[Stored entries]
--------

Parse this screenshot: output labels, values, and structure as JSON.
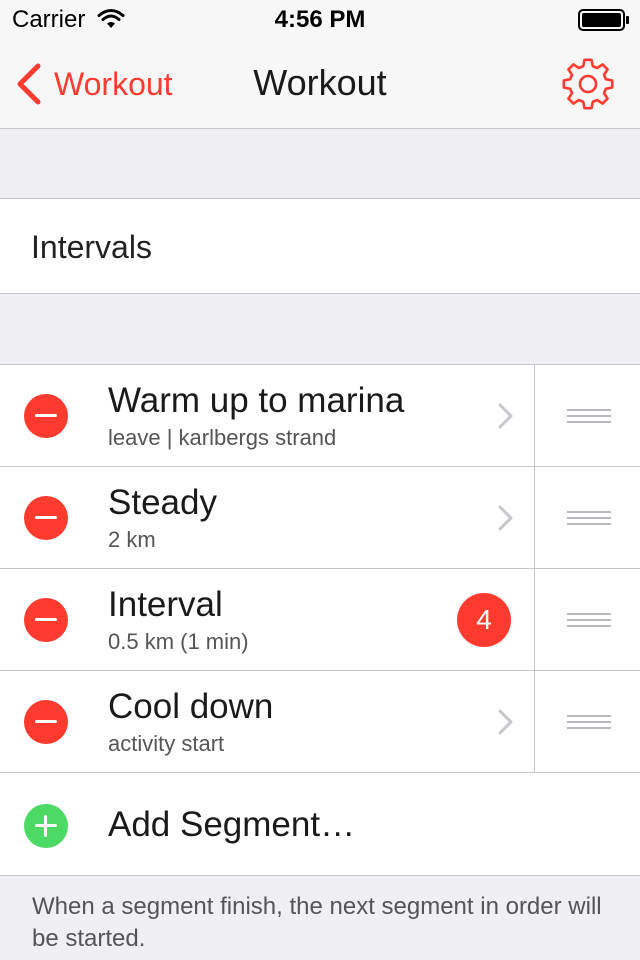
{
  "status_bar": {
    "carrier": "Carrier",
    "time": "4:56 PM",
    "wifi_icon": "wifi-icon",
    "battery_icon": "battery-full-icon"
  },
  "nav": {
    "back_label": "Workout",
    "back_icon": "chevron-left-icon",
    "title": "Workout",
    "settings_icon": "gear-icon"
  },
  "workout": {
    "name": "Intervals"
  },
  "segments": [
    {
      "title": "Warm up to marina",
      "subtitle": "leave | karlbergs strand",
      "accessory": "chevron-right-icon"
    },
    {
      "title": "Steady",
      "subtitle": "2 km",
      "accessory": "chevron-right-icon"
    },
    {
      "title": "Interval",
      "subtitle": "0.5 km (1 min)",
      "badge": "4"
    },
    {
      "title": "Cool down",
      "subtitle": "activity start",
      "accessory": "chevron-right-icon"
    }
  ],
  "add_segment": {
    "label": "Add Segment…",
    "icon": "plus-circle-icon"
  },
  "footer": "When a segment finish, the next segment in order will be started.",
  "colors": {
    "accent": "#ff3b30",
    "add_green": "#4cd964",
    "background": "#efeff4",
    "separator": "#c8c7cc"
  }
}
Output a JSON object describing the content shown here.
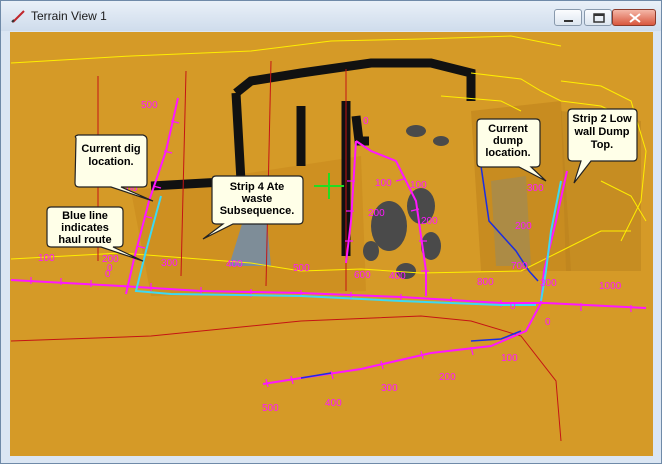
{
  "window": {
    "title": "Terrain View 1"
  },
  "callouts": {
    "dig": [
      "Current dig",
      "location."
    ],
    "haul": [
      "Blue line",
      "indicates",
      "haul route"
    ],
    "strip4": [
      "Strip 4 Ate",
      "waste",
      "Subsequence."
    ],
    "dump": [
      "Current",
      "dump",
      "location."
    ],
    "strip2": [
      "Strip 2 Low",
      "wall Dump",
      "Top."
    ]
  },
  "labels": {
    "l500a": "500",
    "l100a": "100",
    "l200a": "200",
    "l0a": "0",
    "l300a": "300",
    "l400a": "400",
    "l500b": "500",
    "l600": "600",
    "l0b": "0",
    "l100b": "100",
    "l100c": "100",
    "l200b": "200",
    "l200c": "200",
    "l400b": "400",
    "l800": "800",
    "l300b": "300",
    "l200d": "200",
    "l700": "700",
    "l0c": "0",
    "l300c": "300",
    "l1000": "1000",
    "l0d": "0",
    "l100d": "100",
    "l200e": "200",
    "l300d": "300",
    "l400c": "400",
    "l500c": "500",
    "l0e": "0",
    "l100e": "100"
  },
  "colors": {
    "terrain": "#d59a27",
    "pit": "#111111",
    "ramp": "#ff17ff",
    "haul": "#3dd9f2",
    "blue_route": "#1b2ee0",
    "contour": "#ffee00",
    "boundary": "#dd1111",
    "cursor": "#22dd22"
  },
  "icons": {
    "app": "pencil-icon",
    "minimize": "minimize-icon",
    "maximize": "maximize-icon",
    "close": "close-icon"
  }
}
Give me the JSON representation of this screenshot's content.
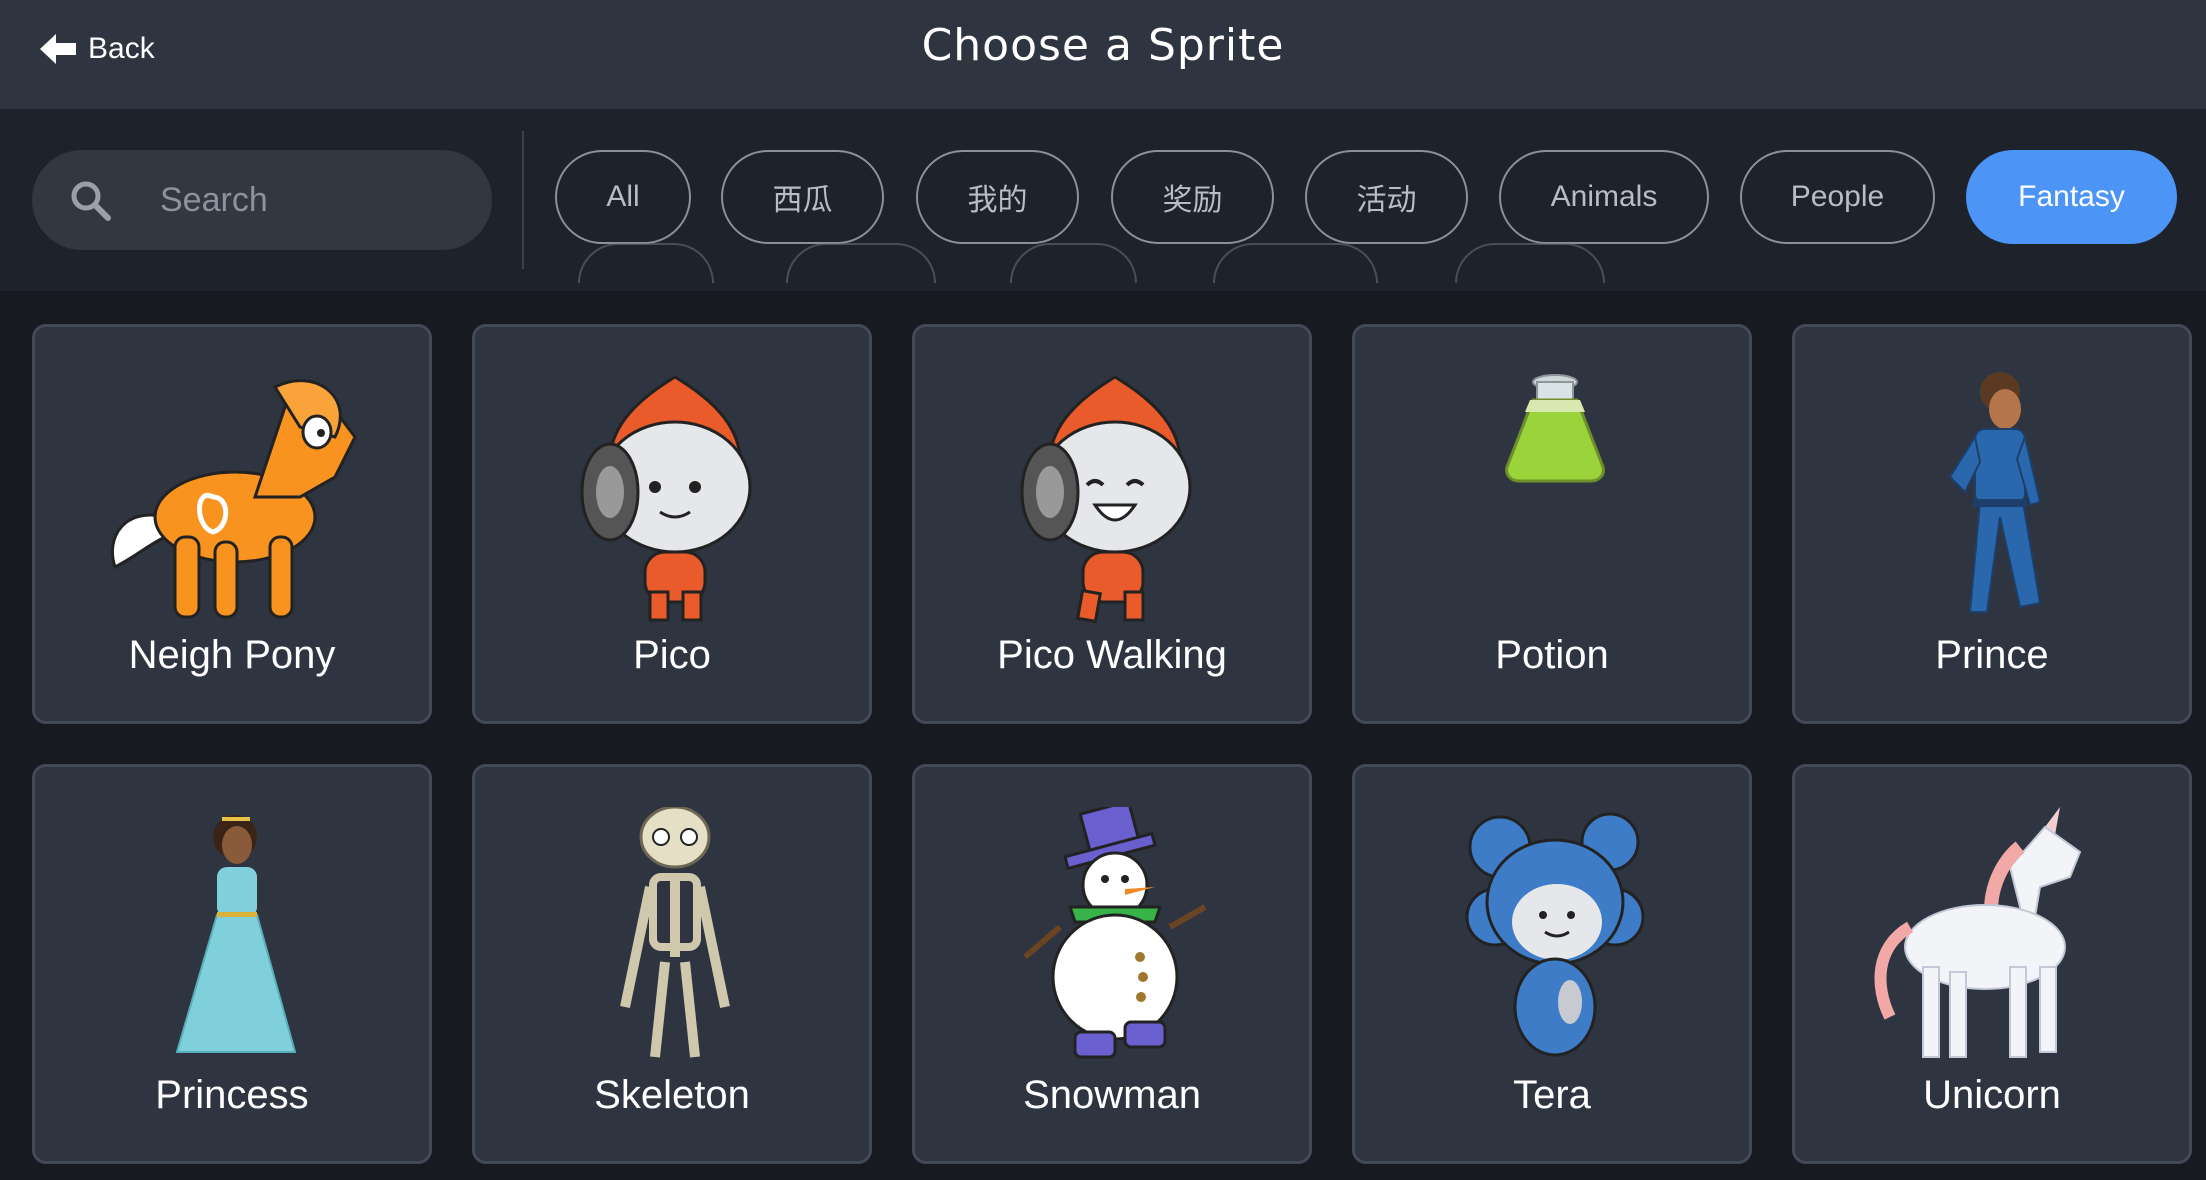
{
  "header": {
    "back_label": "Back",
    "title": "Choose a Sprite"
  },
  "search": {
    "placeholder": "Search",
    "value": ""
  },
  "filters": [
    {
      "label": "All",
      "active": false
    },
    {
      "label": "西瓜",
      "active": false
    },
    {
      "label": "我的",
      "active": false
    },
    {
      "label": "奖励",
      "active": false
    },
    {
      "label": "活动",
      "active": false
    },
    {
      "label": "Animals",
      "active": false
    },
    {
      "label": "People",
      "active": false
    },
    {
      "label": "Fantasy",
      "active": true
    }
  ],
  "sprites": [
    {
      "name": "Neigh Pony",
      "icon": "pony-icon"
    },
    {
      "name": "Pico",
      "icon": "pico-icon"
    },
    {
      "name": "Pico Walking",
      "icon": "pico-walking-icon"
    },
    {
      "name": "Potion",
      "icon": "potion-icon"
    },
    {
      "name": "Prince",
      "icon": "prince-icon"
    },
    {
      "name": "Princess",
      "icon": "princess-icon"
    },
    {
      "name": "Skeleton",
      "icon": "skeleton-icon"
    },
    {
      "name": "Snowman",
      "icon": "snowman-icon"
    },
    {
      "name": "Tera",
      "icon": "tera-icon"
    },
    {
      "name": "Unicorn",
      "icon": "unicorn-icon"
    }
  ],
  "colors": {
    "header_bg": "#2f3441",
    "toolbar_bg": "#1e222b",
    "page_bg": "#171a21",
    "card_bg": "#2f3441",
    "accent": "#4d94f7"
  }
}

--------

*STATED PROBLEM*
Copy all the lines of data exactly as they appear, dropping any images.

*WRITTEN RESPONSE*
Parse this screenshot: output labels, values, and structure as JSON.
{
  "status_bar": {
    "carrier": "Carrier",
    "time": "4:56 PM",
    "wifi_icon": "wifi-icon",
    "battery_icon": "battery-full-icon"
  },
  "nav": {
    "back_label": "Workout",
    "back_icon": "chevron-left-icon",
    "title": "Workout",
    "settings_icon": "gear-icon"
  },
  "workout": {
    "name": "Intervals"
  },
  "segments": [
    {
      "title": "Warm up to marina",
      "subtitle": "leave | karlbergs strand",
      "accessory": "chevron-right-icon"
    },
    {
      "title": "Steady",
      "subtitle": "2 km",
      "accessory": "chevron-right-icon"
    },
    {
      "title": "Interval",
      "subtitle": "0.5 km (1 min)",
      "badge": "4"
    },
    {
      "title": "Cool down",
      "subtitle": "activity start",
      "accessory": "chevron-right-icon"
    }
  ],
  "add_segment": {
    "label": "Add Segment…",
    "icon": "plus-circle-icon"
  },
  "footer": "When a segment finish, the next segment in order will be started.",
  "colors": {
    "accent": "#ff3b30",
    "add_green": "#4cd964",
    "background": "#efeff4",
    "separator": "#c8c7cc"
  }
}
Output a JSON object describing the content shown here.
{
  "window": {
    "title": "Terrain View 1"
  },
  "callouts": {
    "dig": [
      "Current dig",
      "location."
    ],
    "haul": [
      "Blue line",
      "indicates",
      "haul route"
    ],
    "strip4": [
      "Strip 4 Ate",
      "waste",
      "Subsequence."
    ],
    "dump": [
      "Current",
      "dump",
      "location."
    ],
    "strip2": [
      "Strip 2 Low",
      "wall Dump",
      "Top."
    ]
  },
  "labels": {
    "l500a": "500",
    "l100a": "100",
    "l200a": "200",
    "l0a": "0",
    "l300a": "300",
    "l400a": "400",
    "l500b": "500",
    "l600": "600",
    "l0b": "0",
    "l100b": "100",
    "l100c": "100",
    "l200b": "200",
    "l200c": "200",
    "l400b": "400",
    "l800": "800",
    "l300b": "300",
    "l200d": "200",
    "l700": "700",
    "l0c": "0",
    "l300c": "300",
    "l1000": "1000",
    "l0d": "0",
    "l100d": "100",
    "l200e": "200",
    "l300d": "300",
    "l400c": "400",
    "l500c": "500",
    "l0e": "0",
    "l100e": "100"
  },
  "colors": {
    "terrain": "#d59a27",
    "pit": "#111111",
    "ramp": "#ff17ff",
    "haul": "#3dd9f2",
    "blue_route": "#1b2ee0",
    "contour": "#ffee00",
    "boundary": "#dd1111",
    "cursor": "#22dd22"
  },
  "icons": {
    "app": "pencil-icon",
    "minimize": "minimize-icon",
    "maximize": "maximize-icon",
    "close": "close-icon"
  }
}
Give me the JSON representation of this screenshot's content.
{
  "header": {
    "back_label": "Back",
    "title": "Choose a Sprite"
  },
  "search": {
    "placeholder": "Search",
    "value": ""
  },
  "filters": [
    {
      "label": "All",
      "active": false
    },
    {
      "label": "西瓜",
      "active": false
    },
    {
      "label": "我的",
      "active": false
    },
    {
      "label": "奖励",
      "active": false
    },
    {
      "label": "活动",
      "active": false
    },
    {
      "label": "Animals",
      "active": false
    },
    {
      "label": "People",
      "active": false
    },
    {
      "label": "Fantasy",
      "active": true
    }
  ],
  "sprites": [
    {
      "name": "Neigh Pony",
      "icon": "pony-icon"
    },
    {
      "name": "Pico",
      "icon": "pico-icon"
    },
    {
      "name": "Pico Walking",
      "icon": "pico-walking-icon"
    },
    {
      "name": "Potion",
      "icon": "potion-icon"
    },
    {
      "name": "Prince",
      "icon": "prince-icon"
    },
    {
      "name": "Princess",
      "icon": "princess-icon"
    },
    {
      "name": "Skeleton",
      "icon": "skeleton-icon"
    },
    {
      "name": "Snowman",
      "icon": "snowman-icon"
    },
    {
      "name": "Tera",
      "icon": "tera-icon"
    },
    {
      "name": "Unicorn",
      "icon": "unicorn-icon"
    }
  ],
  "colors": {
    "header_bg": "#2f3441",
    "toolbar_bg": "#1e222b",
    "page_bg": "#171a21",
    "card_bg": "#2f3441",
    "accent": "#4d94f7"
  }
}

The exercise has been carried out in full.